**Instruction:** Copy out every line containing the word "technology".

═══ Supplied information

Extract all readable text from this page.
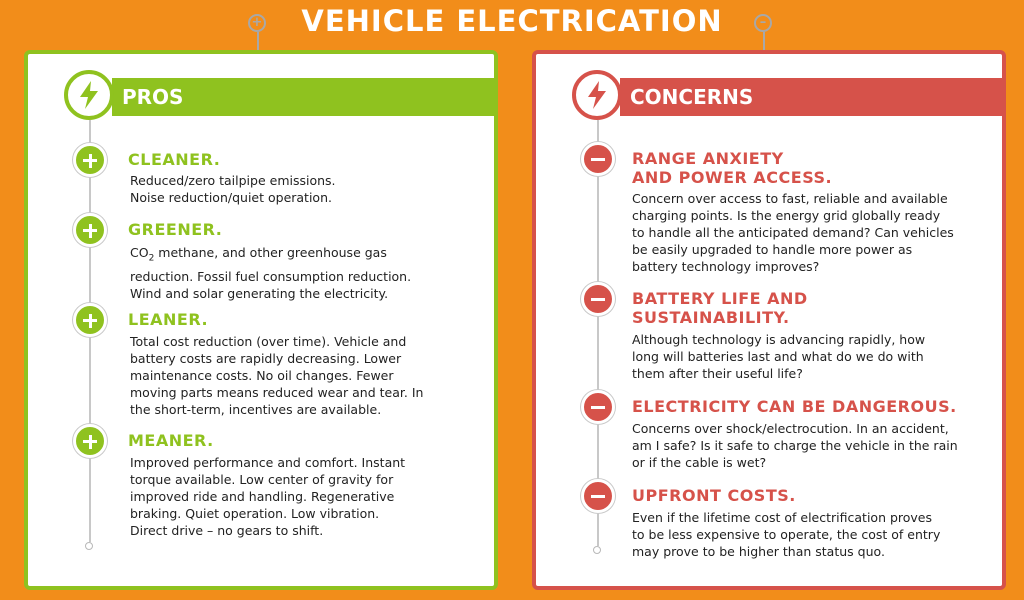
VEHICLE ELECTRICATION
+	–
PROS
CLEANER.
Reduced/zero tailpipe emissions.
Noise reduction/quiet operation.
GREENER.
$CO_2$ methane, and other greenhouse gas
reduction. Fossil fuel consumption reduction.
Wind and solar generating the electricity.
LEANER.
Total cost reduction (over time). Vehicle and
battery costs are rapidly decreasing. Lower
maintenance costs. No oil changes. Fewer
moving parts means reduced wear and tear. In
the short-term, incentives are available.
MEANER.
Improved performance and comfort. Instant
torque available. Low center of gravity for
improved ride and handling. Regenerative
braking. Quiet operation. Low vibration.
Direct drive – no gears to shift.
CONCERNS
RANGE ANXIETY
AND POWER ACCESS.
Concern over access to fast, reliable and available
charging points. Is the energy grid globally ready
to handle all the anticipated demand? Can vehicles
be easily upgraded to handle more power as
battery technology improves?
BATTERY LIFE AND
SUSTAINABILITY.
Although technology is advancing rapidly, how
long will batteries last and what do we do with
them after their useful life?
ELECTRICITY CAN BE DANGEROUS.
Concerns over shock/electrocution. In an accident,
am I safe? Is it safe to charge the vehicle in the rain
or if the cable is wet?
UPFRONT COSTS.
Even if the lifetime cost of electrification proves
to be less expensive to operate, the cost of entry
may prove to be higher than status quo.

══════

**Exercise solution:**
battery technology improves?
Although technology is advancing rapidly, how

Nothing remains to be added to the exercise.